• Written exercise
Copy every line that mentions the word "напряжения".

— Start Provided data —

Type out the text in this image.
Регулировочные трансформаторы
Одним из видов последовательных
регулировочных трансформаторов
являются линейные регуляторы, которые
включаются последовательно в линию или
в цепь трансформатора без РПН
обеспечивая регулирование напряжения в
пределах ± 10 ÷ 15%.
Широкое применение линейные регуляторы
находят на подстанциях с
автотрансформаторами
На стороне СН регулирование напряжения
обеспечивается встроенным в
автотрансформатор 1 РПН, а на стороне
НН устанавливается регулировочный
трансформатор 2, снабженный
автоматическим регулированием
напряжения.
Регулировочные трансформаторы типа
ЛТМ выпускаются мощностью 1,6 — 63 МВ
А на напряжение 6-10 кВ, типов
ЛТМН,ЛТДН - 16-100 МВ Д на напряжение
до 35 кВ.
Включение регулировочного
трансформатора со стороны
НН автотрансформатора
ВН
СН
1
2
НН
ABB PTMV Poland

— End Provided data —

• Solution
обеспечивая регулирование напряжения в
На стороне СН регулирование напряжения
напряжения.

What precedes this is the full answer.